• **Problem description**
Scan the listing and work out how many lines contain the word "screened". Nothing but the number should be given.
-- begin Information supplied --
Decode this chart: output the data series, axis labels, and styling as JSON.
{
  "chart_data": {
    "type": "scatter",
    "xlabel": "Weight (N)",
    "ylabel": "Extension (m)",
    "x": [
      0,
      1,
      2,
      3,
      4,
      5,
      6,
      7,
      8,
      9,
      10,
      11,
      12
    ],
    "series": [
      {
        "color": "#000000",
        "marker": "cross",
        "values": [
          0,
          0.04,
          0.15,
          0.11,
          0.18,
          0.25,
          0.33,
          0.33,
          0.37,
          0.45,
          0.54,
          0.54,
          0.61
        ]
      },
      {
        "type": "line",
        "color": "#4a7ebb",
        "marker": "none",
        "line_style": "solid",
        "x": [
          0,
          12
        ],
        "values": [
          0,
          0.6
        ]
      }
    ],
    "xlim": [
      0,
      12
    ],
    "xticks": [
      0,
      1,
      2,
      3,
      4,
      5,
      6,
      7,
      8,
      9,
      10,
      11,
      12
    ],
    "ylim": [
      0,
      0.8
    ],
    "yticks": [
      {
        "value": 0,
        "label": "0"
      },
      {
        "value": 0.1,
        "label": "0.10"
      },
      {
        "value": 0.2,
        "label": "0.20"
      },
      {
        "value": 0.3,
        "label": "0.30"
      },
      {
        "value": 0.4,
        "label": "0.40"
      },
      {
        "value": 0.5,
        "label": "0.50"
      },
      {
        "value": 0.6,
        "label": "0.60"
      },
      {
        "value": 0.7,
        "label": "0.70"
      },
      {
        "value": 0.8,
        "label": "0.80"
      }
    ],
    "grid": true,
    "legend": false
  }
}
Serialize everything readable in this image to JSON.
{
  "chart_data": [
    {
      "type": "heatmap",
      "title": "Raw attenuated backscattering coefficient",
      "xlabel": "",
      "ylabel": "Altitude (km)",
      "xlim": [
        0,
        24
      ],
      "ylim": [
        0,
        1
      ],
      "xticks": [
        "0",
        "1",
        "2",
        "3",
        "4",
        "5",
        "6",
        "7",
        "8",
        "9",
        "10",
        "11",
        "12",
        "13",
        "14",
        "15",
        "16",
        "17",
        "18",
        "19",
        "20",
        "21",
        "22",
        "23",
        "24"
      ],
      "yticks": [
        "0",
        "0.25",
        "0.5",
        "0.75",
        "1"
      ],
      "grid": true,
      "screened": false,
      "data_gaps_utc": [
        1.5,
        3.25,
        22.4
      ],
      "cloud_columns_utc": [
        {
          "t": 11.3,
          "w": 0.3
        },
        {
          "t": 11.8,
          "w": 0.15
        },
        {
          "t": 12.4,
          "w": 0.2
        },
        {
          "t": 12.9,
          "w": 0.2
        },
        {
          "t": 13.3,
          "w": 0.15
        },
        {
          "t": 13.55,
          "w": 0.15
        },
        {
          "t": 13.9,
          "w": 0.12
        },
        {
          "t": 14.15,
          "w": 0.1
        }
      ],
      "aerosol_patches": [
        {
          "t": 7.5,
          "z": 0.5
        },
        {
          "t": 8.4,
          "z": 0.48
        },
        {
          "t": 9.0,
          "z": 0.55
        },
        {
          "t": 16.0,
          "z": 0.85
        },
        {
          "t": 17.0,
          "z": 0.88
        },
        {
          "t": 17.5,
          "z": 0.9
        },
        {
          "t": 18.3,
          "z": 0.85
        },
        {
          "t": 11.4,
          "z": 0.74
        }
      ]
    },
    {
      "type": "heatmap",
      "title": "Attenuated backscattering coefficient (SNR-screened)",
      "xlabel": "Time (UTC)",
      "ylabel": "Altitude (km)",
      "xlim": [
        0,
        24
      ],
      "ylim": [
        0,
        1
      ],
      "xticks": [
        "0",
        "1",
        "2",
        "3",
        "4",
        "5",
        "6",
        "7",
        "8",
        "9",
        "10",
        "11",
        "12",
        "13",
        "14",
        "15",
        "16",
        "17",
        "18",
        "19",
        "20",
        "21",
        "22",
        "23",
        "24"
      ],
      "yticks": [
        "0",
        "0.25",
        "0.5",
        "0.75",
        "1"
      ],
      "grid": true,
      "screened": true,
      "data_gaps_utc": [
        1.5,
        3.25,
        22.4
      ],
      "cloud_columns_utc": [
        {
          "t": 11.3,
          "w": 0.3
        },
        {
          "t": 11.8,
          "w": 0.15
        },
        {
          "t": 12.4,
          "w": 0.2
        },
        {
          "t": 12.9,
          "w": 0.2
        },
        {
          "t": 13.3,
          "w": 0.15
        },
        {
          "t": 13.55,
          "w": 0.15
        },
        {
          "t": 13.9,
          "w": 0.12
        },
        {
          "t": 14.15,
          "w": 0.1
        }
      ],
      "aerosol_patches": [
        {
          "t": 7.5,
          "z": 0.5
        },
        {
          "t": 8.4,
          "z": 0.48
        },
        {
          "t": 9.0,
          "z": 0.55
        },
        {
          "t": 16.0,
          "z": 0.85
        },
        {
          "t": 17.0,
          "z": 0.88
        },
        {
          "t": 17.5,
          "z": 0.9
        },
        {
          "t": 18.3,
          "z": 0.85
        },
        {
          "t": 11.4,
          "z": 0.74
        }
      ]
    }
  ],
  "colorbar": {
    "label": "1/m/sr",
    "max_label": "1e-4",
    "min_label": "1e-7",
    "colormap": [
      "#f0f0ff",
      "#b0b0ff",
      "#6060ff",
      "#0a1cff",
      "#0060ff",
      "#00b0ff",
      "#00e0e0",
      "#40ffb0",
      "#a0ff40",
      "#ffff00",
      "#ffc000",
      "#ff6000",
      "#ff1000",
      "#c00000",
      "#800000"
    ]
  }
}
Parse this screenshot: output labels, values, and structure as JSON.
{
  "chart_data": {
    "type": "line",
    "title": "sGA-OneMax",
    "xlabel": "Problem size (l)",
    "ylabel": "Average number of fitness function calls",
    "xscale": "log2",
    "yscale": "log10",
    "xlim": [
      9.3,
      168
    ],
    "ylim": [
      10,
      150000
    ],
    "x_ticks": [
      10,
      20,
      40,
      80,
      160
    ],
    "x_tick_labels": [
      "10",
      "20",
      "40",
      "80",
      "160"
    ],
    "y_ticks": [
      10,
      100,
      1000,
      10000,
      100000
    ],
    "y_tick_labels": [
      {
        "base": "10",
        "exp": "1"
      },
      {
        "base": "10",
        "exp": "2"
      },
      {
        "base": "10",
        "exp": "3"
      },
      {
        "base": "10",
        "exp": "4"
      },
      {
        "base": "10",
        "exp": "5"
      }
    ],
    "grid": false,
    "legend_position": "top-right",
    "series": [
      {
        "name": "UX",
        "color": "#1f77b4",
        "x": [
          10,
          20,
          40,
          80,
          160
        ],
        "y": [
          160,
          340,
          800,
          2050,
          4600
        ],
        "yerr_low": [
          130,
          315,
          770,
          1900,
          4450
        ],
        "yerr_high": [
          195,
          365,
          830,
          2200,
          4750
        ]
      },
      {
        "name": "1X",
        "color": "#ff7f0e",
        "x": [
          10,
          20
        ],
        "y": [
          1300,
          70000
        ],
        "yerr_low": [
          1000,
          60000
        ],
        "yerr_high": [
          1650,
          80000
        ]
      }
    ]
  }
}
-- end Information supplied --
• **The response**
3